* _What this task involves_: Please print every record below exactly as it appears.
##### Data listing
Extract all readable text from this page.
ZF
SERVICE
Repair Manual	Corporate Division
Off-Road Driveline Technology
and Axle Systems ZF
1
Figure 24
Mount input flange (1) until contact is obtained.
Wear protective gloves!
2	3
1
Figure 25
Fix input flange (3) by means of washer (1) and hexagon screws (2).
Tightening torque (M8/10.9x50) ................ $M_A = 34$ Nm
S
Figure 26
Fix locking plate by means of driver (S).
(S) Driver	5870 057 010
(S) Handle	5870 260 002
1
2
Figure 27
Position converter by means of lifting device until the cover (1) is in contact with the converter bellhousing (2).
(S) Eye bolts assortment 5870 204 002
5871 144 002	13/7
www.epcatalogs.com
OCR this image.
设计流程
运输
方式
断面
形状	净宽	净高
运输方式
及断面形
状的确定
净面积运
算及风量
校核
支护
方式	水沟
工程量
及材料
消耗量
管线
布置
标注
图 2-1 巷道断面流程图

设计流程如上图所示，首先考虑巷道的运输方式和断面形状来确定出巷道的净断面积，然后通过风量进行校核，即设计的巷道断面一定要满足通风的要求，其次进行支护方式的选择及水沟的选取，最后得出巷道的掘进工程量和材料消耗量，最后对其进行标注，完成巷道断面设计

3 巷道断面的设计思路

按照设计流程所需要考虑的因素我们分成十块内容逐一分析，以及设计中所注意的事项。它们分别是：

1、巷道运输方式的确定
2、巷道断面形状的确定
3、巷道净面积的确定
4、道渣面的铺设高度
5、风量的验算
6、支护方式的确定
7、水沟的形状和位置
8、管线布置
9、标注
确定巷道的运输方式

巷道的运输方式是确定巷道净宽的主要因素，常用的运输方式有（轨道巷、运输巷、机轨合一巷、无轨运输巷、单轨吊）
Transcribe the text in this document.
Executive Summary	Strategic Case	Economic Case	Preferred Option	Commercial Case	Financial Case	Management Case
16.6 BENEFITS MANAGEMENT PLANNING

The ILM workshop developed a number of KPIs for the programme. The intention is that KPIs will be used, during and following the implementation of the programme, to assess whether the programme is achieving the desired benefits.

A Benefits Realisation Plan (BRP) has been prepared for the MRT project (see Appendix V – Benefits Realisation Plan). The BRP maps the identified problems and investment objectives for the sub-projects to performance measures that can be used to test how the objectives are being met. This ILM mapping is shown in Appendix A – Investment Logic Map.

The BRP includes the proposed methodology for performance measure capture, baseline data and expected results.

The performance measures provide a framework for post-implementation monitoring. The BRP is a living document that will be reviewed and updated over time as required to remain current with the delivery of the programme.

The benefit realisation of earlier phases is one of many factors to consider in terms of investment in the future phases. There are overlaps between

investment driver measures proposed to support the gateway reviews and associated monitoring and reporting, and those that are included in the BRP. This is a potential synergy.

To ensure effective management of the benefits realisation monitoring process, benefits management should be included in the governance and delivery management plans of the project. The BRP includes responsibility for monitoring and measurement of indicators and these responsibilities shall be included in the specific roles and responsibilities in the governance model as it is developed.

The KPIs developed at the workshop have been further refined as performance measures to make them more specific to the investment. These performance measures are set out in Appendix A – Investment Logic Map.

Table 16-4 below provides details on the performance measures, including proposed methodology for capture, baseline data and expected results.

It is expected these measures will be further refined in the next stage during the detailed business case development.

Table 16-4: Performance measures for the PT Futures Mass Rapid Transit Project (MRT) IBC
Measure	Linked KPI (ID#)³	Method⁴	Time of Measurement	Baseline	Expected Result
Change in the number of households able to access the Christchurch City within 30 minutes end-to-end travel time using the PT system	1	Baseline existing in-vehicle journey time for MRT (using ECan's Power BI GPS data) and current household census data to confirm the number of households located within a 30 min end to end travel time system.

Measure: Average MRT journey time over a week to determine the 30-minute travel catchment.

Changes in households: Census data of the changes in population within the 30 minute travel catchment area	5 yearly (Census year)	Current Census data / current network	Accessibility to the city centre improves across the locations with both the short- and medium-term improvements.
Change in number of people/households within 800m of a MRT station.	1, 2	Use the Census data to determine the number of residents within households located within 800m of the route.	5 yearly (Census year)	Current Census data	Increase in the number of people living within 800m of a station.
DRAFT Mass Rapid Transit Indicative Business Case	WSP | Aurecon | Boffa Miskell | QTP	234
##########
* _Full solution_:
Extract all readable text from this page.
ZF
SERVICE
Repair Manual	Corporate Division
Off-Road Driveline Technology
and Axle Systems ZF
1
Figure 24
Mount input flange (1) until contact is obtained.
Wear protective gloves!
2	3
1
Figure 25
Fix input flange (3) by means of washer (1) and hexagon screws (2).
Tightening torque (M8/10.9x50) ................ $M_A = 34$ Nm
S
Figure 26
Fix locking plate by means of driver (S).
(S) Driver	5870 057 010
(S) Handle	5870 260 002
1
2
Figure 27
Position converter by means of lifting device until the cover (1) is in contact with the converter bellhousing (2).
(S) Eye bolts assortment 5870 204 002
5871 144 002	13/7
www.epcatalogs.com
OCR this image.
设计流程
运输
方式
断面
形状	净宽	净高
运输方式
及断面形
状的确定
净面积运
算及风量
校核
支护
方式	水沟
工程量
及材料
消耗量
管线
布置
标注
图 2-1 巷道断面流程图

设计流程如上图所示，首先考虑巷道的运输方式和断面形状来确定出巷道的净断面积，然后通过风量进行校核，即设计的巷道断面一定要满足通风的要求，其次进行支护方式的选择及水沟的选取，最后得出巷道的掘进工程量和材料消耗量，最后对其进行标注，完成巷道断面设计

3 巷道断面的设计思路

按照设计流程所需要考虑的因素我们分成十块内容逐一分析，以及设计中所注意的事项。它们分别是：

1、巷道运输方式的确定
2、巷道断面形状的确定
3、巷道净面积的确定
4、道渣面的铺设高度
5、风量的验算
6、支护方式的确定
7、水沟的形状和位置
8、管线布置
9、标注
确定巷道的运输方式

巷道的运输方式是确定巷道净宽的主要因素，常用的运输方式有（轨道巷、运输巷、机轨合一巷、无轨运输巷、单轨吊）
Transcribe the text in this document.
Executive Summary	Strategic Case	Economic Case	Preferred Option	Commercial Case	Financial Case	Management Case
16.6 BENEFITS MANAGEMENT PLANNING

The ILM workshop developed a number of KPIs for the programme. The intention is that KPIs will be used, during and following the implementation of the programme, to assess whether the programme is achieving the desired benefits.

A Benefits Realisation Plan (BRP) has been prepared for the MRT project (see Appendix V – Benefits Realisation Plan). The BRP maps the identified problems and investment objectives for the sub-projects to performance measures that can be used to test how the objectives are being met. This ILM mapping is shown in Appendix A – Investment Logic Map.

The BRP includes the proposed methodology for performance measure capture, baseline data and expected results.

The performance measures provide a framework for post-implementation monitoring. The BRP is a living document that will be reviewed and updated over time as required to remain current with the delivery of the programme.

The benefit realisation of earlier phases is one of many factors to consider in terms of investment in the future phases. There are overlaps between

investment driver measures proposed to support the gateway reviews and associated monitoring and reporting, and those that are included in the BRP. This is a potential synergy.

To ensure effective management of the benefits realisation monitoring process, benefits management should be included in the governance and delivery management plans of the project. The BRP includes responsibility for monitoring and measurement of indicators and these responsibilities shall be included in the specific roles and responsibilities in the governance model as it is developed.

The KPIs developed at the workshop have been further refined as performance measures to make them more specific to the investment. These performance measures are set out in Appendix A – Investment Logic Map.

Table 16-4 below provides details on the performance measures, including proposed methodology for capture, baseline data and expected results.

It is expected these measures will be further refined in the next stage during the detailed business case development.

Table 16-4: Performance measures for the PT Futures Mass Rapid Transit Project (MRT) IBC
Measure	Linked KPI (ID#)³	Method⁴	Time of Measurement	Baseline	Expected Result
Change in the number of households able to access the Christchurch City within 30 minutes end-to-end travel time using the PT system	1	Baseline existing in-vehicle journey time for MRT (using ECan's Power BI GPS data) and current household census data to confirm the number of households located within a 30 min end to end travel time system.

Measure: Average MRT journey time over a week to determine the 30-minute travel catchment.

Changes in households: Census data of the changes in population within the 30 minute travel catchment area	5 yearly (Census year)	Current Census data / current network	Accessibility to the city centre improves across the locations with both the short- and medium-term improvements.
Change in number of people/households within 800m of a MRT station.	1, 2	Use the Census data to determine the number of residents within households located within 800m of the route.	5 yearly (Census year)	Current Census data	Increase in the number of people living within 800m of a station.
DRAFT Mass Rapid Transit Indicative Business Case	WSP | Aurecon | Boffa Miskell | QTP	234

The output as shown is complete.